**** TEXTO DE LECTURA ****
El primer ministro Cameron podría
también inspirarse en el jefe militar afgano Ahmad Sah Masud,
apodado “El León de Panjshir”, quien tuvo a su cargo el asalto
al edificio de la ONU en Kabul el 26 de septiembre de 1996. Desde
cuatro años antes, el depuesto Mohamed Najibulá, títere abandonado
a su suerte por los soviéticos, se encontraba refugiado allí, junto
con su hermano Shahpur, y los talibán recién triunfantes querían
las cabezas de ambos. La sede, que tenía estatuto de embajada, fue
tomada por asalto y la turba de combatientes montó un espectáculo
en el que el plato fuerte fue la castración y el asesinato de los
dos refugiados. Luego, los cadáveres fueron expuestos con
cigarrillos en los labios y billetes en los dedos y el nuevo régimen
prohibió que les fueran prodigados funerales islámicos regulares.
No hay en la historia reciente, hasta
donde sé, otros casos de asaltos a legaciones diplomáticas por
parte de fuerzas locales, a menos que se trate de intervenciones
solicitadas por los representantes extranjeros, como ocurrió en Lima
en abril de 1997, cuando fuerzas policiales enviadas por Alberto
Fujimori irrumpieron en la residencia del embajador japonés, tomada
cuatro meses antes por una docena de guerrilleros que capturaron como
rehenes a 72 personas.
**** REGISTROS DE DATOS ****
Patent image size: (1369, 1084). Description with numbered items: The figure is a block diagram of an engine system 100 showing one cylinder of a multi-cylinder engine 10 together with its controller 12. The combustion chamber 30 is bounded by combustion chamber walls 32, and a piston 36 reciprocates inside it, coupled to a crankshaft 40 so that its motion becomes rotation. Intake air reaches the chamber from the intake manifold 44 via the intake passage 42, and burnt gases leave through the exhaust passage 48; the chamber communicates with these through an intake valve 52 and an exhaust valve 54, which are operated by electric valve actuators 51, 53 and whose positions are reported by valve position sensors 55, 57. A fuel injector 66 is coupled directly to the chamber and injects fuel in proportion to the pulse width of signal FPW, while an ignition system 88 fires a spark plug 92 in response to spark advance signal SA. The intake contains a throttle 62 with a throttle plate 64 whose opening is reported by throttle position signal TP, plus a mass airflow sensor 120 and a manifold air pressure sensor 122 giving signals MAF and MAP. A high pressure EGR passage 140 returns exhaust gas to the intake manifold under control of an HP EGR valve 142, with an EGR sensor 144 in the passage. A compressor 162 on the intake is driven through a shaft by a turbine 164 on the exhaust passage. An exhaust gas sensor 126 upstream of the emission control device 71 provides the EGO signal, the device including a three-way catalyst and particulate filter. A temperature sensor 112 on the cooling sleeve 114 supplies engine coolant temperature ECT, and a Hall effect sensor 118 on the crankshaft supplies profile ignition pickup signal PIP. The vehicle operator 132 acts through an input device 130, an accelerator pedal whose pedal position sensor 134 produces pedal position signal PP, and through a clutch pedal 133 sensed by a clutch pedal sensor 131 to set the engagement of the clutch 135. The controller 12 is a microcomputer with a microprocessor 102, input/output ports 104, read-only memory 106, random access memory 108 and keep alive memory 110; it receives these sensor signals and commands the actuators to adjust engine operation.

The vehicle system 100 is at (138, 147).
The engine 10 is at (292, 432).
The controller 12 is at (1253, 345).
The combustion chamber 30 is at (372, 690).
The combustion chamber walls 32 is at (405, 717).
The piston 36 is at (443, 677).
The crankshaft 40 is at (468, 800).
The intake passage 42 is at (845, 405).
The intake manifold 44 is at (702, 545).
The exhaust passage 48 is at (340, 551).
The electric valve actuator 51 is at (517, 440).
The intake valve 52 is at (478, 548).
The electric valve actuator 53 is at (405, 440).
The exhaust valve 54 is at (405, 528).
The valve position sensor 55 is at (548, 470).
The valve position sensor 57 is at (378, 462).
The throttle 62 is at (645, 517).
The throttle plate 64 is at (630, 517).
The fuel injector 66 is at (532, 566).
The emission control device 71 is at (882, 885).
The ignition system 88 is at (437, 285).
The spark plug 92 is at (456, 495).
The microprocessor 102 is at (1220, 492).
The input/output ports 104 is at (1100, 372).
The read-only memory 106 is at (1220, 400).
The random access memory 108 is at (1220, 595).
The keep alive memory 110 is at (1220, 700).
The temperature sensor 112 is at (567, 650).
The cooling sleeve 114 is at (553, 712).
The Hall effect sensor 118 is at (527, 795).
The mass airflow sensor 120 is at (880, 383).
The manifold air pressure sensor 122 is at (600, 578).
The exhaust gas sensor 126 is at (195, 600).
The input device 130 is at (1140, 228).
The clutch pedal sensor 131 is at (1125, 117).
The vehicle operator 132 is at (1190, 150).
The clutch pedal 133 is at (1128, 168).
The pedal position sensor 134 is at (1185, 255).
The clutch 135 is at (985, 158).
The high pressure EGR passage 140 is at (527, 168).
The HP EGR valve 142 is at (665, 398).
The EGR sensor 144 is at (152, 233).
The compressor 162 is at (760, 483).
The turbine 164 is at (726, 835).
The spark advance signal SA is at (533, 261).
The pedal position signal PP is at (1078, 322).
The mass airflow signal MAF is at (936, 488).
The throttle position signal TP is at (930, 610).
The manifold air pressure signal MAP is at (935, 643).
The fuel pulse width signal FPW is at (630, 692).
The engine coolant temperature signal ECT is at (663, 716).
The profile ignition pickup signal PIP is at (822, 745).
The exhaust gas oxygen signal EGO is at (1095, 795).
****
> EJERCICIOS
**1)** Indica si cada afirmación concuerda con el texto sobre asaltos a sedes diplomáticas y justifica tu respuesta con las palabras exactas del texto: (a) Najibulá llevaba cuatro años refugiado en la sede de la ONU cuando se produjo el asalto. (b) El nuevo régimen autorizó funerales islámicos regulares para los dos refugiados. (c) En Lima, los guerrilleros tomaron como rehenes a 72 personas.
**2)** Reanuda el texto sobre asaltos a sedes diplomáticas a partir de su última oración.
Las líneas no se necesitan para resolver nada.

> SOLUCIONES
**1)**
(a) Sí: «Desde cuatro años antes, el depuesto Mohamed Najibulá, títere abandonado a su suerte por los soviéticos, se encontraba refugiado allí».
(b) No: «el nuevo régimen prohibió que les fueran prodigados funerales islámicos regulares».
(c) Sí: «una docena de guerrilleros que capturaron como rehenes a 72 personas».

**2)**
Ahora Julian Assange está refugiado en
la embajada de Ecuador en Londres y el gobierno que preside David
Cameron, y el Estado que encabeza la anciana Elizabeth Alexandra Mary
Windsor, amenazan con sacarlo de allí por la fuerza. Serían los
terceros, después del general guatemalteco y del cabecilla afgano,
en cometer semejante brutalidad.
Ni el mismo Pinochet se atrevió a
tomar por asalto una sede diplomática –las de México y Cuba, repletas de perseguidos, eran
candidatas evidentes– cuando se encaramó al poder de manera
sangrienta, en el ya lejano septiembre de 1973. La integridad de las
representaciones extranjeras se respeta por un principio básico de
civilización: si una de ellas es violentada, se corre el peligro de
desencadenar un efecto dominó de escala planetaria. Como lo dijo
hace unos días el ex embajador inglés Craig Murray a propósito de
las amenazas formuladas por el gobierno de su país, “si la policía
entra a la embaja de Ecuador, todos los diplomáticos británicos en
el mundo estarán en peligro”.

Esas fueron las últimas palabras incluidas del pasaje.